** START OF Input for this task **
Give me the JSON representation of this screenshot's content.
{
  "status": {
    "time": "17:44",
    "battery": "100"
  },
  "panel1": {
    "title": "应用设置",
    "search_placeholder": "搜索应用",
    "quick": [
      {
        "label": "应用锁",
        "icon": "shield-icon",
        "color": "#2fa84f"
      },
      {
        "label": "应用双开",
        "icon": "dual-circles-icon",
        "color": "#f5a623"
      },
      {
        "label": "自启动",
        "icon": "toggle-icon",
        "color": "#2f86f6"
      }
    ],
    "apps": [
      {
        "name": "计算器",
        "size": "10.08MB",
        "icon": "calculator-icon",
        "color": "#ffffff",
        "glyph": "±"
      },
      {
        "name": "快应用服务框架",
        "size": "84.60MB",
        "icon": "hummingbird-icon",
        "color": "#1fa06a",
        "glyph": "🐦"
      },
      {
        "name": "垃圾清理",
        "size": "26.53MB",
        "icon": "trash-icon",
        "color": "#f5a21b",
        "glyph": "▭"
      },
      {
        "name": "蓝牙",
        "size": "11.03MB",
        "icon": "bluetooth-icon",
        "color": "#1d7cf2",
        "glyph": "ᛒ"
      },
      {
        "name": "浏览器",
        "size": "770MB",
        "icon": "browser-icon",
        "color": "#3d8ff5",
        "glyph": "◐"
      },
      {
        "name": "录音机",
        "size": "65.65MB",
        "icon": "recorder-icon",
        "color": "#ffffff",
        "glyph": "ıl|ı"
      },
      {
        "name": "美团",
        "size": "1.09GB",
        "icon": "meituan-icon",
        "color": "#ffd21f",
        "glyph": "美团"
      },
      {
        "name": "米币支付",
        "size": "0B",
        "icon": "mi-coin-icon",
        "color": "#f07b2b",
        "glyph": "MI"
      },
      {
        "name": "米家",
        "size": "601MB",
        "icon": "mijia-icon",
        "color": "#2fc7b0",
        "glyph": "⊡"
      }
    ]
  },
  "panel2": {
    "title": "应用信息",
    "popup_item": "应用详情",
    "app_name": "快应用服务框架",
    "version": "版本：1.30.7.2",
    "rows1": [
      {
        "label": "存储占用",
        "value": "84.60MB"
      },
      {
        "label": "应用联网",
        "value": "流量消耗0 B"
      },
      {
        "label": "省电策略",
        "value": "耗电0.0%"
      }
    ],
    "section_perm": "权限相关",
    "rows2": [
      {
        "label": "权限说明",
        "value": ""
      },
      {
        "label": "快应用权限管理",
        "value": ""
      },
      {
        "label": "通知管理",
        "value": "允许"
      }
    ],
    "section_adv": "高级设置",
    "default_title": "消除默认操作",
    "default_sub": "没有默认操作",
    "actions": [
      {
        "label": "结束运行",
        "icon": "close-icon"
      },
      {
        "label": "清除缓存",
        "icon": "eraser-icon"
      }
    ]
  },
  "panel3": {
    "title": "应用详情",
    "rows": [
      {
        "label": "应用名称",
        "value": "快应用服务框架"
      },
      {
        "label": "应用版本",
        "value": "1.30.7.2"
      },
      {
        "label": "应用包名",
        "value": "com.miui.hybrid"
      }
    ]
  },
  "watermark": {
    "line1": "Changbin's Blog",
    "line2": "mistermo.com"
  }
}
** END OF Input for this task **
■ **Work required**:
Exactly reproduce the material above.

■ **Written reply**:
Give me the JSON representation of this screenshot's content.
{
  "status": {
    "time": "17:44",
    "battery": "100"
  },
  "panel1": {
    "title": "应用设置",
    "search_placeholder": "搜索应用",
    "quick": [
      {
        "label": "应用锁",
        "icon": "shield-icon",
        "color": "#2fa84f"
      },
      {
        "label": "应用双开",
        "icon": "dual-circles-icon",
        "color": "#f5a623"
      },
      {
        "label": "自启动",
        "icon": "toggle-icon",
        "color": "#2f86f6"
      }
    ],
    "apps": [
      {
        "name": "计算器",
        "size": "10.08MB",
        "icon": "calculator-icon",
        "color": "#ffffff",
        "glyph": "±"
      },
      {
        "name": "快应用服务框架",
        "size": "84.60MB",
        "icon": "hummingbird-icon",
        "color": "#1fa06a",
        "glyph": "🐦"
      },
      {
        "name": "垃圾清理",
        "size": "26.53MB",
        "icon": "trash-icon",
        "color": "#f5a21b",
        "glyph": "▭"
      },
      {
        "name": "蓝牙",
        "size": "11.03MB",
        "icon": "bluetooth-icon",
        "color": "#1d7cf2",
        "glyph": "ᛒ"
      },
      {
        "name": "浏览器",
        "size": "770MB",
        "icon": "browser-icon",
        "color": "#3d8ff5",
        "glyph": "◐"
      },
      {
        "name": "录音机",
        "size": "65.65MB",
        "icon": "recorder-icon",
        "color": "#ffffff",
        "glyph": "ıl|ı"
      },
      {
        "name": "美团",
        "size": "1.09GB",
        "icon": "meituan-icon",
        "color": "#ffd21f",
        "glyph": "美团"
      },
      {
        "name": "米币支付",
        "size": "0B",
        "icon": "mi-coin-icon",
        "color": "#f07b2b",
        "glyph": "MI"
      },
      {
        "name": "米家",
        "size": "601MB",
        "icon": "mijia-icon",
        "color": "#2fc7b0",
        "glyph": "⊡"
      }
    ]
  },
  "panel2": {
    "title": "应用信息",
    "popup_item": "应用详情",
    "app_name": "快应用服务框架",
    "version": "版本：1.30.7.2",
    "rows1": [
      {
        "label": "存储占用",
        "value": "84.60MB"
      },
      {
        "label": "应用联网",
        "value": "流量消耗0 B"
      },
      {
        "label": "省电策略",
        "value": "耗电0.0%"
      }
    ],
    "section_perm": "权限相关",
    "rows2": [
      {
        "label": "权限说明",
        "value": ""
      },
      {
        "label": "快应用权限管理",
        "value": ""
      },
      {
        "label": "通知管理",
        "value": "允许"
      }
    ],
    "section_adv": "高级设置",
    "default_title": "消除默认操作",
    "default_sub": "没有默认操作",
    "actions": [
      {
        "label": "结束运行",
        "icon": "close-icon"
      },
      {
        "label": "清除缓存",
        "icon": "eraser-icon"
      }
    ]
  },
  "panel3": {
    "title": "应用详情",
    "rows": [
      {
        "label": "应用名称",
        "value": "快应用服务框架"
      },
      {
        "label": "应用版本",
        "value": "1.30.7.2"
      },
      {
        "label": "应用包名",
        "value": "com.miui.hybrid"
      }
    ]
  },
  "watermark": {
    "line1": "Changbin's Blog",
    "line2": "mistermo.com"
  }
}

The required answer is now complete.